» What to work on: Reproduce all entries precisely as they are written.

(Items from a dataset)

════

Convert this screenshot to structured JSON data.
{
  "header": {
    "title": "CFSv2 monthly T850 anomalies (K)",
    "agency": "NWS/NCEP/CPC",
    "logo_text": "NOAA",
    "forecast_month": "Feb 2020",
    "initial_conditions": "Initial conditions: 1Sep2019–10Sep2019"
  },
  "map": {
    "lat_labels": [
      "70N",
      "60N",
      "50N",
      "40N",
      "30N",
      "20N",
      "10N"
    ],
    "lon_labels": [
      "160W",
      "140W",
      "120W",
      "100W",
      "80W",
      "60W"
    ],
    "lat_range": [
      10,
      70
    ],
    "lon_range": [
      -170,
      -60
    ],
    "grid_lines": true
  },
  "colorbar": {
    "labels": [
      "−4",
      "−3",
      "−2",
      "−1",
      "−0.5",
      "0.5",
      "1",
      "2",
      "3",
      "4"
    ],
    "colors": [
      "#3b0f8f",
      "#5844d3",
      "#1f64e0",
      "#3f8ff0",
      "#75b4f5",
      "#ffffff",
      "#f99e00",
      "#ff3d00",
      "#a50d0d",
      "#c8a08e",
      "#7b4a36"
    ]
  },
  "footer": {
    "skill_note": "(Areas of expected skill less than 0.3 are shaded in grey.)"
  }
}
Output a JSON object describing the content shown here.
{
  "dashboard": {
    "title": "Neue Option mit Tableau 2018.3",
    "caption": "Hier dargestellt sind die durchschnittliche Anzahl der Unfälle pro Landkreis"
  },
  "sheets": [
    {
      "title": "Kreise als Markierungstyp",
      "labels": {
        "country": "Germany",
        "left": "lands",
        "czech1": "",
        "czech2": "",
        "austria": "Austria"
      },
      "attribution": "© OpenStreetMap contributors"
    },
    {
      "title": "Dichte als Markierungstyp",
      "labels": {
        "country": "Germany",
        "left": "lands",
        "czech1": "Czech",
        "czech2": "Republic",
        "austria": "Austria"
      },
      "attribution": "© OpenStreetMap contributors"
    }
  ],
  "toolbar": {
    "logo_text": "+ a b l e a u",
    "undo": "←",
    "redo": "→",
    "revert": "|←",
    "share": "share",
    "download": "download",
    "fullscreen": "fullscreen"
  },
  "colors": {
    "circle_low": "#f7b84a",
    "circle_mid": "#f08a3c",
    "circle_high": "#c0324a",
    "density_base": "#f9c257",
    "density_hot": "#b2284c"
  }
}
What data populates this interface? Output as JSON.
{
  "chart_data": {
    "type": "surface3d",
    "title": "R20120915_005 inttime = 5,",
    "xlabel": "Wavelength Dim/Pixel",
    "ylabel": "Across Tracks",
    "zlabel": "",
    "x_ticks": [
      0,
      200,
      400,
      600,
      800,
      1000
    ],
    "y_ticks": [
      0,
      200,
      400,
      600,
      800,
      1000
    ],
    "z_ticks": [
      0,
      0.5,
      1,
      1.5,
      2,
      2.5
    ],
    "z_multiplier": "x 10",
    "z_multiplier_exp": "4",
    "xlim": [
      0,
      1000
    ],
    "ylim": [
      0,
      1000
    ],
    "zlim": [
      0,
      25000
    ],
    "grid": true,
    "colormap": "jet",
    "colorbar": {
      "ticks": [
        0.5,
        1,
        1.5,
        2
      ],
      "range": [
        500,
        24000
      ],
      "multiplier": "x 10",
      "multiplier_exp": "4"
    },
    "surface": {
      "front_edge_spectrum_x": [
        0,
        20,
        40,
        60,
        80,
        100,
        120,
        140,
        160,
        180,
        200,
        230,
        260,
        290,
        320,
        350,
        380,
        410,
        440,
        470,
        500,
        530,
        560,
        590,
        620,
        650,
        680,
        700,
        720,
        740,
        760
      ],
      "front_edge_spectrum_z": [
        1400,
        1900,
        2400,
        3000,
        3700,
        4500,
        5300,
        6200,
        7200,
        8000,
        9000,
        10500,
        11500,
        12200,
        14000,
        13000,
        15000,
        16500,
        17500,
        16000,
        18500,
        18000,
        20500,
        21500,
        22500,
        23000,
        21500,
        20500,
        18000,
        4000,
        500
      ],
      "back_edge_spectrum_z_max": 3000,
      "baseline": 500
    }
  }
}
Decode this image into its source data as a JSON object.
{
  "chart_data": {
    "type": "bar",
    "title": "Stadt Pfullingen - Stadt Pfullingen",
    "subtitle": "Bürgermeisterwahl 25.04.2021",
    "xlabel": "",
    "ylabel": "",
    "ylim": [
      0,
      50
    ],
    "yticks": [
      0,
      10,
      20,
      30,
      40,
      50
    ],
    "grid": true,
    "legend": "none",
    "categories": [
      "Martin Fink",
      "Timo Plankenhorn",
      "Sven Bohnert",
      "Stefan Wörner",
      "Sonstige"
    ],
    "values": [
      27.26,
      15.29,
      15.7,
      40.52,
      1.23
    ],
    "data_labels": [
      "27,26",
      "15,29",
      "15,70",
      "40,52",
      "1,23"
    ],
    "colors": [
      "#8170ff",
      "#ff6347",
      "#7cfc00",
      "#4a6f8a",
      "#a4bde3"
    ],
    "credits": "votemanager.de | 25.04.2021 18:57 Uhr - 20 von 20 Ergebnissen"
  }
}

════

» Exercise answer:
Convert this screenshot to structured JSON data.
{
  "header": {
    "title": "CFSv2 monthly T850 anomalies (K)",
    "agency": "NWS/NCEP/CPC",
    "logo_text": "NOAA",
    "forecast_month": "Feb 2020",
    "initial_conditions": "Initial conditions: 1Sep2019–10Sep2019"
  },
  "map": {
    "lat_labels": [
      "70N",
      "60N",
      "50N",
      "40N",
      "30N",
      "20N",
      "10N"
    ],
    "lon_labels": [
      "160W",
      "140W",
      "120W",
      "100W",
      "80W",
      "60W"
    ],
    "lat_range": [
      10,
      70
    ],
    "lon_range": [
      -170,
      -60
    ],
    "grid_lines": true
  },
  "colorbar": {
    "labels": [
      "−4",
      "−3",
      "−2",
      "−1",
      "−0.5",
      "0.5",
      "1",
      "2",
      "3",
      "4"
    ],
    "colors": [
      "#3b0f8f",
      "#5844d3",
      "#1f64e0",
      "#3f8ff0",
      "#75b4f5",
      "#ffffff",
      "#f99e00",
      "#ff3d00",
      "#a50d0d",
      "#c8a08e",
      "#7b4a36"
    ]
  },
  "footer": {
    "skill_note": "(Areas of expected skill less than 0.3 are shaded in grey.)"
  }
}
Output a JSON object describing the content shown here.
{
  "dashboard": {
    "title": "Neue Option mit Tableau 2018.3",
    "caption": "Hier dargestellt sind die durchschnittliche Anzahl der Unfälle pro Landkreis"
  },
  "sheets": [
    {
      "title": "Kreise als Markierungstyp",
      "labels": {
        "country": "Germany",
        "left": "lands",
        "czech1": "",
        "czech2": "",
        "austria": "Austria"
      },
      "attribution": "© OpenStreetMap contributors"
    },
    {
      "title": "Dichte als Markierungstyp",
      "labels": {
        "country": "Germany",
        "left": "lands",
        "czech1": "Czech",
        "czech2": "Republic",
        "austria": "Austria"
      },
      "attribution": "© OpenStreetMap contributors"
    }
  ],
  "toolbar": {
    "logo_text": "+ a b l e a u",
    "undo": "←",
    "redo": "→",
    "revert": "|←",
    "share": "share",
    "download": "download",
    "fullscreen": "fullscreen"
  },
  "colors": {
    "circle_low": "#f7b84a",
    "circle_mid": "#f08a3c",
    "circle_high": "#c0324a",
    "density_base": "#f9c257",
    "density_hot": "#b2284c"
  }
}
What data populates this interface? Output as JSON.
{
  "chart_data": {
    "type": "surface3d",
    "title": "R20120915_005 inttime = 5,",
    "xlabel": "Wavelength Dim/Pixel",
    "ylabel": "Across Tracks",
    "zlabel": "",
    "x_ticks": [
      0,
      200,
      400,
      600,
      800,
      1000
    ],
    "y_ticks": [
      0,
      200,
      400,
      600,
      800,
      1000
    ],
    "z_ticks": [
      0,
      0.5,
      1,
      1.5,
      2,
      2.5
    ],
    "z_multiplier": "x 10",
    "z_multiplier_exp": "4",
    "xlim": [
      0,
      1000
    ],
    "ylim": [
      0,
      1000
    ],
    "zlim": [
      0,
      25000
    ],
    "grid": true,
    "colormap": "jet",
    "colorbar": {
      "ticks": [
        0.5,
        1,
        1.5,
        2
      ],
      "range": [
        500,
        24000
      ],
      "multiplier": "x 10",
      "multiplier_exp": "4"
    },
    "surface": {
      "front_edge_spectrum_x": [
        0,
        20,
        40,
        60,
        80,
        100,
        120,
        140,
        160,
        180,
        200,
        230,
        260,
        290,
        320,
        350,
        380,
        410,
        440,
        470,
        500,
        530,
        560,
        590,
        620,
        650,
        680,
        700,
        720,
        740,
        760
      ],
      "front_edge_spectrum_z": [
        1400,
        1900,
        2400,
        3000,
        3700,
        4500,
        5300,
        6200,
        7200,
        8000,
        9000,
        10500,
        11500,
        12200,
        14000,
        13000,
        15000,
        16500,
        17500,
        16000,
        18500,
        18000,
        20500,
        21500,
        22500,
        23000,
        21500,
        20500,
        18000,
        4000,
        500
      ],
      "back_edge_spectrum_z_max": 3000,
      "baseline": 500
    }
  }
}
Decode this image into its source data as a JSON object.
{
  "chart_data": {
    "type": "bar",
    "title": "Stadt Pfullingen - Stadt Pfullingen",
    "subtitle": "Bürgermeisterwahl 25.04.2021",
    "xlabel": "",
    "ylabel": "",
    "ylim": [
      0,
      50
    ],
    "yticks": [
      0,
      10,
      20,
      30,
      40,
      50
    ],
    "grid": true,
    "legend": "none",
    "categories": [
      "Martin Fink",
      "Timo Plankenhorn",
      "Sven Bohnert",
      "Stefan Wörner",
      "Sonstige"
    ],
    "values": [
      27.26,
      15.29,
      15.7,
      40.52,
      1.23
    ],
    "data_labels": [
      "27,26",
      "15,29",
      "15,70",
      "40,52",
      "1,23"
    ],
    "colors": [
      "#8170ff",
      "#ff6347",
      "#7cfc00",
      "#4a6f8a",
      "#a4bde3"
    ],
    "credits": "votemanager.de | 25.04.2021 18:57 Uhr - 20 von 20 Ergebnissen"
  }
}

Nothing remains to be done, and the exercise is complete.